(Instructions for the task)
Tally the lines in the listing below that include "дату". Answer with the count and nothing more.

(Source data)
'''

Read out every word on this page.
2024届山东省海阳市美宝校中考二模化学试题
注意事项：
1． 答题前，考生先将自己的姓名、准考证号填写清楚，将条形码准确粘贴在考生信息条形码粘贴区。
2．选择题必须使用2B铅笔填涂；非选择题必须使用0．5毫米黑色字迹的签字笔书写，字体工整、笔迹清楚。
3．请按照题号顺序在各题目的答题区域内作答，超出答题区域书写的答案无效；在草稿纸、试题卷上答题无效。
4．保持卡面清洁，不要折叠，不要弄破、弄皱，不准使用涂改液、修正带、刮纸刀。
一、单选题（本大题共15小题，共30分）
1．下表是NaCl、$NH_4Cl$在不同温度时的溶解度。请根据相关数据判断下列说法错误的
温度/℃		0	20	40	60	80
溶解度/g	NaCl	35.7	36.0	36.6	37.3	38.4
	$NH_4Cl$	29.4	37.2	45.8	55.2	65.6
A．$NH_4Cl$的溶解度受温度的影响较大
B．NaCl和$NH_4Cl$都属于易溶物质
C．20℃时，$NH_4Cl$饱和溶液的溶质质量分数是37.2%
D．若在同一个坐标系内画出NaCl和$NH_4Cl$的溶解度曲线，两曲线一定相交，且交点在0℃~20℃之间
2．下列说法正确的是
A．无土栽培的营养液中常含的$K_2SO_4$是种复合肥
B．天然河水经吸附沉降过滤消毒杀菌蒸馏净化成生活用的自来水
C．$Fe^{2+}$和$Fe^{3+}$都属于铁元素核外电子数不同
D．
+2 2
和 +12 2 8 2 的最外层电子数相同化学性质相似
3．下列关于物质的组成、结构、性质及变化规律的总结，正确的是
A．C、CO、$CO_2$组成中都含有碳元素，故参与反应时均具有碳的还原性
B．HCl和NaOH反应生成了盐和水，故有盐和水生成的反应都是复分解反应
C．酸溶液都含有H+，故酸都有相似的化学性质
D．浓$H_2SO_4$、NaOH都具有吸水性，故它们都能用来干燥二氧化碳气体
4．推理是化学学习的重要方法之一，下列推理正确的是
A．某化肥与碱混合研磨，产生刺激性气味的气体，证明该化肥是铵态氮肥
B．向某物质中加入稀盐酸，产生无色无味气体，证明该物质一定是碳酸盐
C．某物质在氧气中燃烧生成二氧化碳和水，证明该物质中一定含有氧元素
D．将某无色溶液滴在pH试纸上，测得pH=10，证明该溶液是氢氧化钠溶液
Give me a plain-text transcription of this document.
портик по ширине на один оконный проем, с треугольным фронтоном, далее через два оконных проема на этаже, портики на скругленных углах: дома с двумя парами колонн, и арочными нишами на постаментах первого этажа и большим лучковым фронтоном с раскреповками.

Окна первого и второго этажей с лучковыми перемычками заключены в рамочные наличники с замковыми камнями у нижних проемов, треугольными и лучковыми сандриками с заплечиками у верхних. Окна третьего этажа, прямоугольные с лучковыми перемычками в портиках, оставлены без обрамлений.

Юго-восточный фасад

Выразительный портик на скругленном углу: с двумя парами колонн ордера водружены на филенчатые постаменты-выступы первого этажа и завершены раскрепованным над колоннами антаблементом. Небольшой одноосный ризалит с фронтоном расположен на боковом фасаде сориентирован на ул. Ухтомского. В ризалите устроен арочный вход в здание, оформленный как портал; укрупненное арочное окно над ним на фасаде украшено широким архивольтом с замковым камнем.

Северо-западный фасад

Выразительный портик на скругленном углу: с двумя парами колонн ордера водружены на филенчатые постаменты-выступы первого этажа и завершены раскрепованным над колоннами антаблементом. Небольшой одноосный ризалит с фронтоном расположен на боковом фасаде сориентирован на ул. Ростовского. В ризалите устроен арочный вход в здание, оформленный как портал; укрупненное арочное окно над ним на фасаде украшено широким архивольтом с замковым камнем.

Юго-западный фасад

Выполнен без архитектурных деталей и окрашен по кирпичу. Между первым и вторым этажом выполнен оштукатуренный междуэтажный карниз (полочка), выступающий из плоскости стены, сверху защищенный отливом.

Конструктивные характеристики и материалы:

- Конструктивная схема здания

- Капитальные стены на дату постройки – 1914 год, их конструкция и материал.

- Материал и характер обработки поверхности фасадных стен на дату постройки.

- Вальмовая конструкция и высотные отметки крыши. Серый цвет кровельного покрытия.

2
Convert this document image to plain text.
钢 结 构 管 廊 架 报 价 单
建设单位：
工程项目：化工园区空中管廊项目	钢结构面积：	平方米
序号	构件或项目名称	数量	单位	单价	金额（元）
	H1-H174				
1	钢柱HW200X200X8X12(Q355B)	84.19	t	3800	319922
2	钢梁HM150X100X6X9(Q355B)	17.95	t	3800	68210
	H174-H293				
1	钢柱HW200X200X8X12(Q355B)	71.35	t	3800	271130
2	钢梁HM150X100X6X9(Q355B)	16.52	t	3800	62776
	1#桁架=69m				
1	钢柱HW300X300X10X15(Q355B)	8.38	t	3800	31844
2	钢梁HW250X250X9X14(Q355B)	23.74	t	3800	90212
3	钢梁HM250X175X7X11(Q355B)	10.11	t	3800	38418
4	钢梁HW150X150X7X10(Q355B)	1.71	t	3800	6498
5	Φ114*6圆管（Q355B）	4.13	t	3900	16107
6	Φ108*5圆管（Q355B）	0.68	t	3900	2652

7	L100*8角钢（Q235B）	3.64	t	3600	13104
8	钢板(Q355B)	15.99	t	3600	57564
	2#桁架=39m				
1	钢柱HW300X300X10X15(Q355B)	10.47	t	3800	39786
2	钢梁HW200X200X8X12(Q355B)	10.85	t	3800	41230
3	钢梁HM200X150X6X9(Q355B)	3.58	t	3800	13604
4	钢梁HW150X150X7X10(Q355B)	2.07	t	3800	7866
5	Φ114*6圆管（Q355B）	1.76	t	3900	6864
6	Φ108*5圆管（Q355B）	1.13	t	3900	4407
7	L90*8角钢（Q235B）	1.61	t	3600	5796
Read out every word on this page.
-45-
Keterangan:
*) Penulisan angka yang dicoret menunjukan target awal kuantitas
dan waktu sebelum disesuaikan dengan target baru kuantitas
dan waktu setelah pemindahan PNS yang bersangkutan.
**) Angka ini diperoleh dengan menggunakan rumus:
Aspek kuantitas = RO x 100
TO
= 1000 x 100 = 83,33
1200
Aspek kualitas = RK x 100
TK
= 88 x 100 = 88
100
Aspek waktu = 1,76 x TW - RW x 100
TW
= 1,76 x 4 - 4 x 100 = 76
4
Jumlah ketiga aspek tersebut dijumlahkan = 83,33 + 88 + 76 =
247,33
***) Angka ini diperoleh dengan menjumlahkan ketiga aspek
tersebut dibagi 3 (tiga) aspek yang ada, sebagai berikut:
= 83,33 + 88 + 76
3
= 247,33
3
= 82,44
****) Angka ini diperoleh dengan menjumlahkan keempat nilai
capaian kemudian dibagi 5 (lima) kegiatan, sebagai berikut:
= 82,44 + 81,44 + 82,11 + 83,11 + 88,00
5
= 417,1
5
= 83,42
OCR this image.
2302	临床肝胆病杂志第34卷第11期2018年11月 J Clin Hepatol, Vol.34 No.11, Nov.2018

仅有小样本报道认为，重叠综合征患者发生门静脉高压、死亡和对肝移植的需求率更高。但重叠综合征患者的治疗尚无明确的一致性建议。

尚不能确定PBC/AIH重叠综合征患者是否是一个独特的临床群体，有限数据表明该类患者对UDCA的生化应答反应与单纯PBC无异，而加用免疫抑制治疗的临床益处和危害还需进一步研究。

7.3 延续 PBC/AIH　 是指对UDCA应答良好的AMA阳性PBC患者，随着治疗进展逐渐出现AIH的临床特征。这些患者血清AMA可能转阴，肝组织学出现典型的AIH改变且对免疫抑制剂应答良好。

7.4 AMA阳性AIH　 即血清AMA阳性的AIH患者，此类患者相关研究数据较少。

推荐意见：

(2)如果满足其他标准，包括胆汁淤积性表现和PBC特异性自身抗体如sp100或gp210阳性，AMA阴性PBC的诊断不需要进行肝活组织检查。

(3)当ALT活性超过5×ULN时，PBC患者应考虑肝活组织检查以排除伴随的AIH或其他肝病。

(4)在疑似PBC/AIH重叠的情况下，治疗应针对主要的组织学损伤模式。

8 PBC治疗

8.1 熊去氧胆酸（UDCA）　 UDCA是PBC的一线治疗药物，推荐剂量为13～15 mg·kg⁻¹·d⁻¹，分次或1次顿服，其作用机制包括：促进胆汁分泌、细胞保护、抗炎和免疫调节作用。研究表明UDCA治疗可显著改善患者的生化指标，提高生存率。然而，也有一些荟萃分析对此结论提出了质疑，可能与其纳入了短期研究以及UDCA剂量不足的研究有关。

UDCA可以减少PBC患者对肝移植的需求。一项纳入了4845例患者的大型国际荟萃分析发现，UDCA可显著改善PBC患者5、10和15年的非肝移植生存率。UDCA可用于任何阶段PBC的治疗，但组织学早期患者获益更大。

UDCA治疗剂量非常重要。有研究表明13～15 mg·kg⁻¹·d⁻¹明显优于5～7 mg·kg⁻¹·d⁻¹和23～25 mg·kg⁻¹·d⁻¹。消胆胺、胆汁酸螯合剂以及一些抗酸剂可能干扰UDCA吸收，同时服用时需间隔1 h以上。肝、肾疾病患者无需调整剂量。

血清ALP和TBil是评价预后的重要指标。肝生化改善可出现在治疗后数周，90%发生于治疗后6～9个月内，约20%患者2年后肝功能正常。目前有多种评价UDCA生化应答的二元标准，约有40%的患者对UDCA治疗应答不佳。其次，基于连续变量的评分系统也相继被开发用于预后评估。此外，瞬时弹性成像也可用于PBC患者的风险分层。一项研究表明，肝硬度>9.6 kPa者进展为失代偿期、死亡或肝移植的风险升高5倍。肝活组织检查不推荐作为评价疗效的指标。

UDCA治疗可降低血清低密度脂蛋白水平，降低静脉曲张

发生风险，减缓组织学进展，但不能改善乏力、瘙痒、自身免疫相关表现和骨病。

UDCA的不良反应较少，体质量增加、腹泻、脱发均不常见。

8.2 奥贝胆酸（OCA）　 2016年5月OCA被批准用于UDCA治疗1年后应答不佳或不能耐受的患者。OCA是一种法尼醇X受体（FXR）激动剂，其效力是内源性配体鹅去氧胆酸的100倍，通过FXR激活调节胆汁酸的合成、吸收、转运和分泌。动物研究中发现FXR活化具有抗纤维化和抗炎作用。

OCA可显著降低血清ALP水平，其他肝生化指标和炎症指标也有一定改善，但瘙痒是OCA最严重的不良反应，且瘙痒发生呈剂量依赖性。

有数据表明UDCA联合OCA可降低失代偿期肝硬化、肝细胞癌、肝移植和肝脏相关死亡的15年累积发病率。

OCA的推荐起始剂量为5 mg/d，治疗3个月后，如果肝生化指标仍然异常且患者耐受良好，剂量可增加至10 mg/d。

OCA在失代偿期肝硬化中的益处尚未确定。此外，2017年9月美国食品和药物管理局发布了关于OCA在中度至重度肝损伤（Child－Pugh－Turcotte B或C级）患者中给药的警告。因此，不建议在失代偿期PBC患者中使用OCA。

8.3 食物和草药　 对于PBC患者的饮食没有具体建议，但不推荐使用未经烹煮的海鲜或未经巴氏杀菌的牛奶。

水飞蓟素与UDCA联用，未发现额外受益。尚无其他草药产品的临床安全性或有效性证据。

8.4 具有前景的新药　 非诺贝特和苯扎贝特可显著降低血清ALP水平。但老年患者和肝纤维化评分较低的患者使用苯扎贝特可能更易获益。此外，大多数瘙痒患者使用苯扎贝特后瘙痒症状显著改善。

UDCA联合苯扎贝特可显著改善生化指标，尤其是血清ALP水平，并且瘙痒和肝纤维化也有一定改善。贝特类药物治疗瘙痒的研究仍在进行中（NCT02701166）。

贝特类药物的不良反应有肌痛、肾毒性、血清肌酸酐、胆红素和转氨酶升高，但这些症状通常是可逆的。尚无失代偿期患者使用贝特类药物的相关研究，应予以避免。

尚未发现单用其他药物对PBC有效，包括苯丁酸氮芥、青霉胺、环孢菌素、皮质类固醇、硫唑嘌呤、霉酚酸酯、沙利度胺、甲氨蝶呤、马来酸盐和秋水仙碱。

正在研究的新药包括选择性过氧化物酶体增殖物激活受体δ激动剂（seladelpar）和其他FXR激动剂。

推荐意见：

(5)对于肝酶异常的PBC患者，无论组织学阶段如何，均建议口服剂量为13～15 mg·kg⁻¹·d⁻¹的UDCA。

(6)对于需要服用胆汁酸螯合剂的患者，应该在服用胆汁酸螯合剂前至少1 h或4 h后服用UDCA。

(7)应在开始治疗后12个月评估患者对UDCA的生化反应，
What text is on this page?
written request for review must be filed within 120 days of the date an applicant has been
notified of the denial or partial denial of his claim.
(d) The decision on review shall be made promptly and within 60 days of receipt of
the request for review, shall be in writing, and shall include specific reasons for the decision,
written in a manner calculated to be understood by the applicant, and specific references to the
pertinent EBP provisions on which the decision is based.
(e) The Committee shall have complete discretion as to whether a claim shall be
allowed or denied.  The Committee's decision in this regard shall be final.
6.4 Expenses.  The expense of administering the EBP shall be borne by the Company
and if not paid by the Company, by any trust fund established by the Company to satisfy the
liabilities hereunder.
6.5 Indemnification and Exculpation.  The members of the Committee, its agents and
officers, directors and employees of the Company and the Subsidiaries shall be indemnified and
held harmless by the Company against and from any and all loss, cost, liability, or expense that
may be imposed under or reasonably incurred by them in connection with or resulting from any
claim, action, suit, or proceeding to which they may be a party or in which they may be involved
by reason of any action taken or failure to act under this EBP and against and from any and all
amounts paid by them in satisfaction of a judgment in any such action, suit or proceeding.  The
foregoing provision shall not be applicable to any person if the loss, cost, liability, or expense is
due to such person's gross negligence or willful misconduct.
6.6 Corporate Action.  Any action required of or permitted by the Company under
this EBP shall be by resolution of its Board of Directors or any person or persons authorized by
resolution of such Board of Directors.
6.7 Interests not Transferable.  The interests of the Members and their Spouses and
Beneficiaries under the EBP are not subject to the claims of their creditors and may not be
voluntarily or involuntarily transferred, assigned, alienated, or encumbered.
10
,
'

'''

(The completed task)
2